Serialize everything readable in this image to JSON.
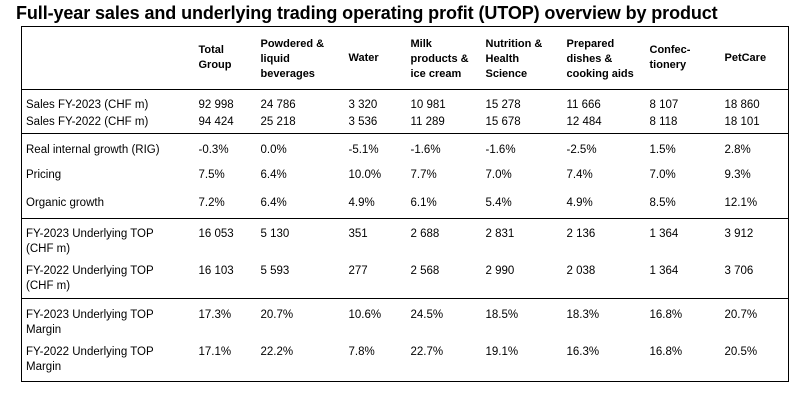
{
  "title": "Full-year sales and underlying trading operating profit (UTOP) overview by product",
  "columns": [
    {
      "lines": [
        "Total",
        "Group"
      ]
    },
    {
      "lines": [
        "Powdered &",
        "liquid",
        "beverages"
      ]
    },
    {
      "lines": [
        "Water"
      ]
    },
    {
      "lines": [
        "Milk",
        "products &",
        "ice cream"
      ]
    },
    {
      "lines": [
        "Nutrition &",
        "Health",
        "Science"
      ]
    },
    {
      "lines": [
        "Prepared",
        "dishes &",
        "cooking aids"
      ]
    },
    {
      "lines": [
        "Confec-",
        "tionery"
      ]
    },
    {
      "lines": [
        "PetCare"
      ]
    }
  ],
  "rows": [
    {
      "label": [
        "Sales FY-2023 (CHF m)"
      ],
      "values": [
        "92 998",
        "24 786",
        "3 320",
        "10 981",
        "15 278",
        "11 666",
        "8 107",
        "18 860"
      ]
    },
    {
      "label": [
        "Sales FY-2022 (CHF m)"
      ],
      "values": [
        "94 424",
        "25 218",
        "3 536",
        "11 289",
        "15 678",
        "12 484",
        "8 118",
        "18 101"
      ]
    },
    {
      "label": [
        "Real internal growth (RIG)"
      ],
      "values": [
        "-0.3%",
        "0.0%",
        "-5.1%",
        "-1.6%",
        "-1.6%",
        "-2.5%",
        "1.5%",
        "2.8%"
      ]
    },
    {
      "label": [
        "Pricing"
      ],
      "values": [
        "7.5%",
        "6.4%",
        "10.0%",
        "7.7%",
        "7.0%",
        "7.4%",
        "7.0%",
        "9.3%"
      ]
    },
    {
      "label": [
        "Organic growth"
      ],
      "values": [
        "7.2%",
        "6.4%",
        "4.9%",
        "6.1%",
        "5.4%",
        "4.9%",
        "8.5%",
        "12.1%"
      ]
    },
    {
      "label": [
        "FY-2023 Underlying TOP",
        "(CHF m)"
      ],
      "values": [
        "16 053",
        "5 130",
        "351",
        "2 688",
        "2 831",
        "2 136",
        "1 364",
        "3 912"
      ]
    },
    {
      "label": [
        "FY-2022 Underlying TOP",
        "(CHF m)"
      ],
      "values": [
        "16 103",
        "5 593",
        "277",
        "2 568",
        "2 990",
        "2 038",
        "1 364",
        "3 706"
      ]
    },
    {
      "label": [
        "FY-2023 Underlying TOP",
        "Margin"
      ],
      "values": [
        "17.3%",
        "20.7%",
        "10.6%",
        "24.5%",
        "18.5%",
        "18.3%",
        "16.8%",
        "20.7%"
      ]
    },
    {
      "label": [
        "FY-2022 Underlying TOP",
        "Margin"
      ],
      "values": [
        "17.1%",
        "22.2%",
        "7.8%",
        "22.7%",
        "19.1%",
        "16.3%",
        "16.8%",
        "20.5%"
      ]
    }
  ]
}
= = = = = = =
= THE REQUEST =
The records above should be reproduced exactly, with no pictures included.

= RIGHT ANSWER =
Serialize everything readable in this image to JSON.
{
  "title": "Full-year sales and underlying trading operating profit (UTOP) overview by product",
  "columns": [
    {
      "lines": [
        "Total",
        "Group"
      ]
    },
    {
      "lines": [
        "Powdered &",
        "liquid",
        "beverages"
      ]
    },
    {
      "lines": [
        "Water"
      ]
    },
    {
      "lines": [
        "Milk",
        "products &",
        "ice cream"
      ]
    },
    {
      "lines": [
        "Nutrition &",
        "Health",
        "Science"
      ]
    },
    {
      "lines": [
        "Prepared",
        "dishes &",
        "cooking aids"
      ]
    },
    {
      "lines": [
        "Confec-",
        "tionery"
      ]
    },
    {
      "lines": [
        "PetCare"
      ]
    }
  ],
  "rows": [
    {
      "label": [
        "Sales FY-2023 (CHF m)"
      ],
      "values": [
        "92 998",
        "24 786",
        "3 320",
        "10 981",
        "15 278",
        "11 666",
        "8 107",
        "18 860"
      ]
    },
    {
      "label": [
        "Sales FY-2022 (CHF m)"
      ],
      "values": [
        "94 424",
        "25 218",
        "3 536",
        "11 289",
        "15 678",
        "12 484",
        "8 118",
        "18 101"
      ]
    },
    {
      "label": [
        "Real internal growth (RIG)"
      ],
      "values": [
        "-0.3%",
        "0.0%",
        "-5.1%",
        "-1.6%",
        "-1.6%",
        "-2.5%",
        "1.5%",
        "2.8%"
      ]
    },
    {
      "label": [
        "Pricing"
      ],
      "values": [
        "7.5%",
        "6.4%",
        "10.0%",
        "7.7%",
        "7.0%",
        "7.4%",
        "7.0%",
        "9.3%"
      ]
    },
    {
      "label": [
        "Organic growth"
      ],
      "values": [
        "7.2%",
        "6.4%",
        "4.9%",
        "6.1%",
        "5.4%",
        "4.9%",
        "8.5%",
        "12.1%"
      ]
    },
    {
      "label": [
        "FY-2023 Underlying TOP",
        "(CHF m)"
      ],
      "values": [
        "16 053",
        "5 130",
        "351",
        "2 688",
        "2 831",
        "2 136",
        "1 364",
        "3 912"
      ]
    },
    {
      "label": [
        "FY-2022 Underlying TOP",
        "(CHF m)"
      ],
      "values": [
        "16 103",
        "5 593",
        "277",
        "2 568",
        "2 990",
        "2 038",
        "1 364",
        "3 706"
      ]
    },
    {
      "label": [
        "FY-2023 Underlying TOP",
        "Margin"
      ],
      "values": [
        "17.3%",
        "20.7%",
        "10.6%",
        "24.5%",
        "18.5%",
        "18.3%",
        "16.8%",
        "20.7%"
      ]
    },
    {
      "label": [
        "FY-2022 Underlying TOP",
        "Margin"
      ],
      "values": [
        "17.1%",
        "22.2%",
        "7.8%",
        "22.7%",
        "19.1%",
        "16.3%",
        "16.8%",
        "20.5%"
      ]
    }
  ]
}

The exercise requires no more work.